- _DIRECTIVE_
Pull out each line of the data that includes the word "text".

------------------------------------------------------------

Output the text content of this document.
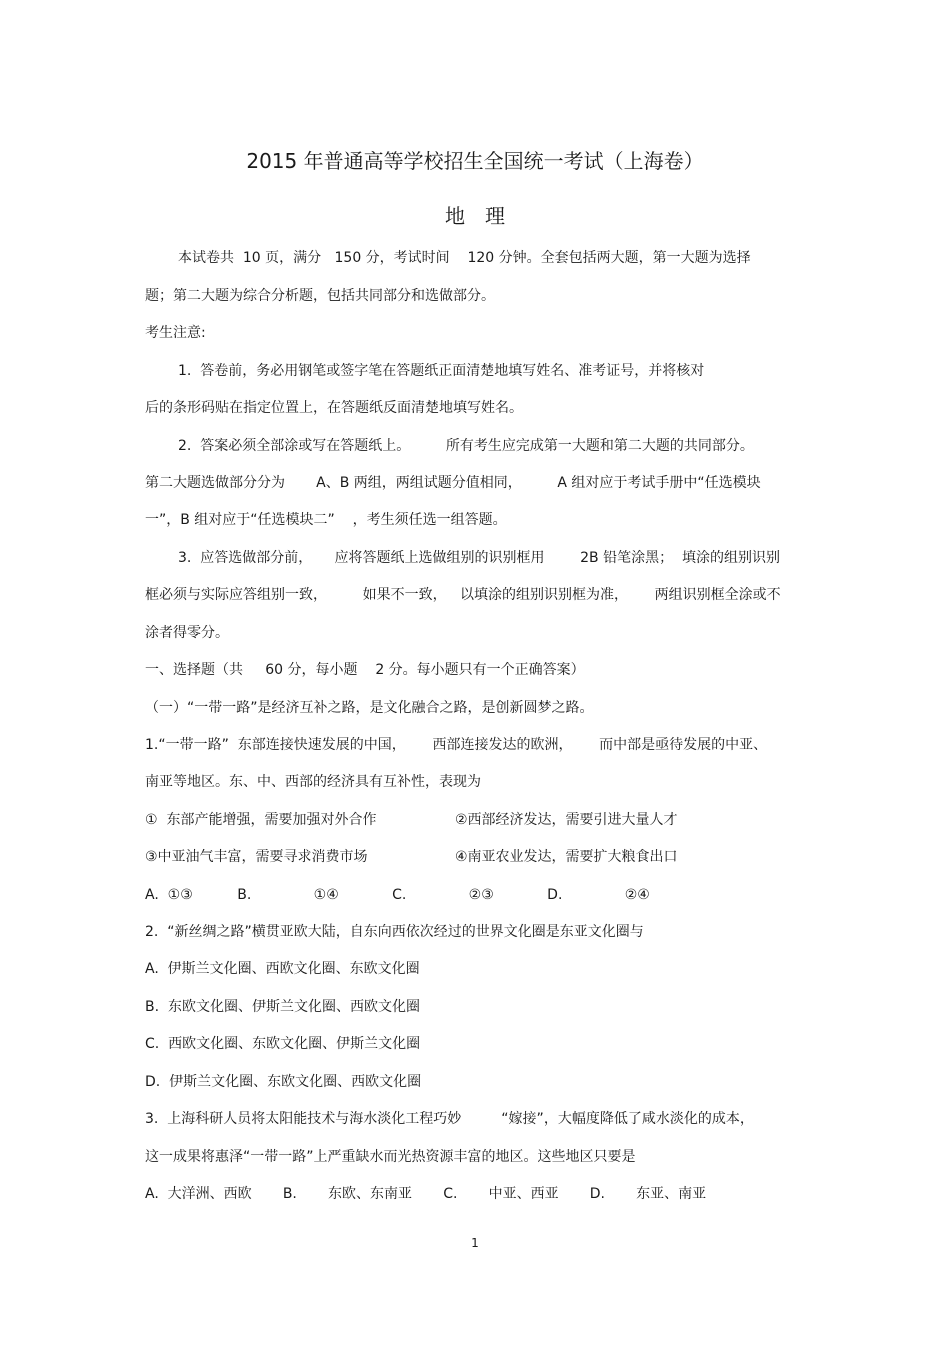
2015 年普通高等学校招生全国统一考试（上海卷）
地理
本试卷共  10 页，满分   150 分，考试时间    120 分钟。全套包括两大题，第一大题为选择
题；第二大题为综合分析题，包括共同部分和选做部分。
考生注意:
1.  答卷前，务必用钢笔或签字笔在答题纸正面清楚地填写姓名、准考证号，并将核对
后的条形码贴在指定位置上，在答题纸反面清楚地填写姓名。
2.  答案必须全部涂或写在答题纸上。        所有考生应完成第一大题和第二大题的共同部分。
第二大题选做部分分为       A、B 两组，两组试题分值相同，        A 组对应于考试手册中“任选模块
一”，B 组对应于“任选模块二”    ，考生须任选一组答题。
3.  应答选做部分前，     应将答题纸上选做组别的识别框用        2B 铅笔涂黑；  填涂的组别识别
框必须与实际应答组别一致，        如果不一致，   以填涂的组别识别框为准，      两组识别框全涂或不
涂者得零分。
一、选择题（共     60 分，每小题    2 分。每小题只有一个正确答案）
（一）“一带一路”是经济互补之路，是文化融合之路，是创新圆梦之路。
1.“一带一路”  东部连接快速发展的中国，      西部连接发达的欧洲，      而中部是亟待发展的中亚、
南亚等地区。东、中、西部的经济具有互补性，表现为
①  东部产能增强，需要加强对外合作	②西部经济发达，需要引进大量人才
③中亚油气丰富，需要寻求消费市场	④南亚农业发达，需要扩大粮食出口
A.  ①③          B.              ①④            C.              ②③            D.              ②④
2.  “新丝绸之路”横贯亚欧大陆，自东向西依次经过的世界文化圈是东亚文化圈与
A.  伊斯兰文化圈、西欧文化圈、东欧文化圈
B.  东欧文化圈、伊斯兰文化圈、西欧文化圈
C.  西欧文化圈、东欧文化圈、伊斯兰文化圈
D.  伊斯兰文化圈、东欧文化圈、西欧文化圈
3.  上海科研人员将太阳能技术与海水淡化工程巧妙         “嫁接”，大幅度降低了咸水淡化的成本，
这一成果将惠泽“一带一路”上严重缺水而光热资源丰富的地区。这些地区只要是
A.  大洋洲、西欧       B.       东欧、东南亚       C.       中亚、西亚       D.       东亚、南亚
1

------------------------------------------------------------

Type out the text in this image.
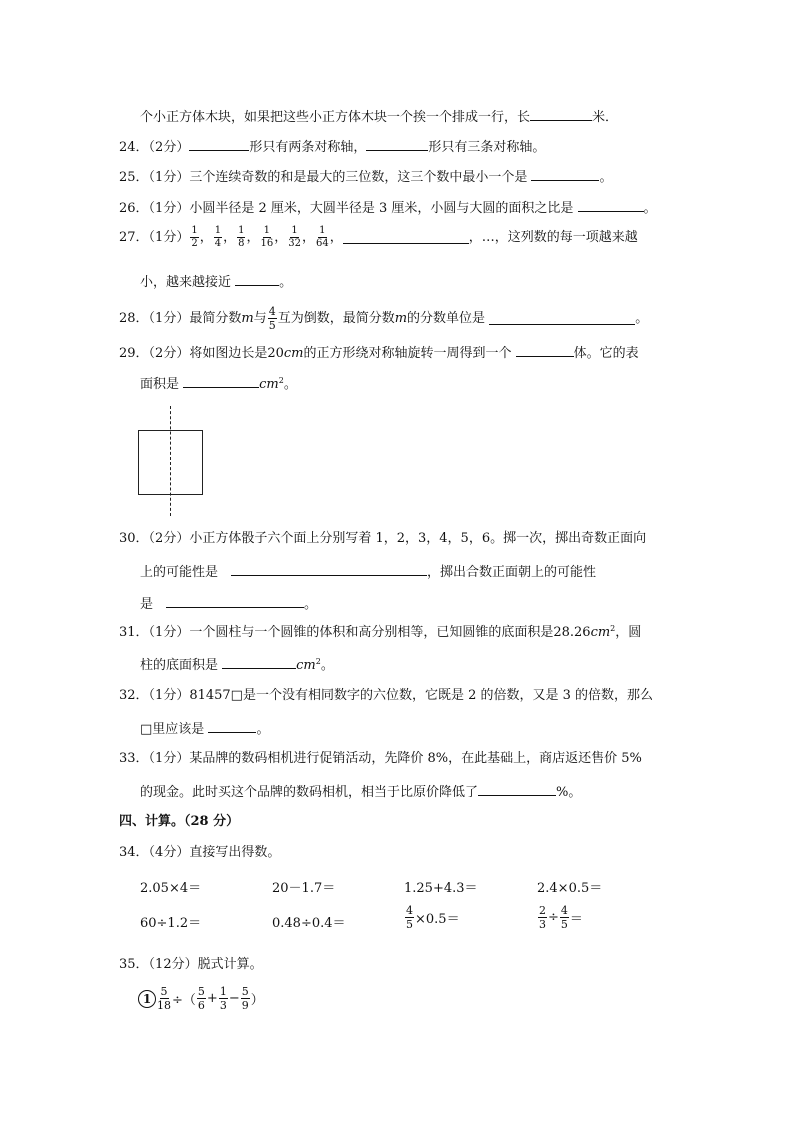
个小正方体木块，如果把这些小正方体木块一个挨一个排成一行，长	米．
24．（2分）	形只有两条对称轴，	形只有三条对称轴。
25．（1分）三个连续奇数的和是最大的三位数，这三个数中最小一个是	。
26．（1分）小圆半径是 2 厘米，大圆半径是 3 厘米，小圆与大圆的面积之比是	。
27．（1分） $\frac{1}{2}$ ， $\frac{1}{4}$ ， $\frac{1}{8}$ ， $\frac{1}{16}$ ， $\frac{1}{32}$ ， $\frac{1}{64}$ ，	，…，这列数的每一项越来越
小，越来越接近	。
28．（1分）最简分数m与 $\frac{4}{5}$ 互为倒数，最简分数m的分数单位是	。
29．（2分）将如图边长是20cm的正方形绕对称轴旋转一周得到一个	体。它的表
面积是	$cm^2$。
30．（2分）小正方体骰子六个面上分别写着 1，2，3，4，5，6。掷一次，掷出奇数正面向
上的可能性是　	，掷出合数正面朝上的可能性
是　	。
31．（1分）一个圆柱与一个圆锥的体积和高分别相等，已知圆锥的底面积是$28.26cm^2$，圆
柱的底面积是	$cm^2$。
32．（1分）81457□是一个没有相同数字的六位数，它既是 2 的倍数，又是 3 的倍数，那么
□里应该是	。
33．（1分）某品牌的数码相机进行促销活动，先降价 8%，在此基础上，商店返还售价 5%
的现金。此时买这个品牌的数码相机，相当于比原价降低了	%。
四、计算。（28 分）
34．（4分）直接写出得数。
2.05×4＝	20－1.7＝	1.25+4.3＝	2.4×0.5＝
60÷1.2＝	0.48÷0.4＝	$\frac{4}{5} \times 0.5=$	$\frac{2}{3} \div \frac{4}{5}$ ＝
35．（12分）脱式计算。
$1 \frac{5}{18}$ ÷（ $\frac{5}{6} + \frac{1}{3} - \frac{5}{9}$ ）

------------------------------------------------------------

- _COMPLETED TASK_
Output the text content of this document.
Type out the text in this image.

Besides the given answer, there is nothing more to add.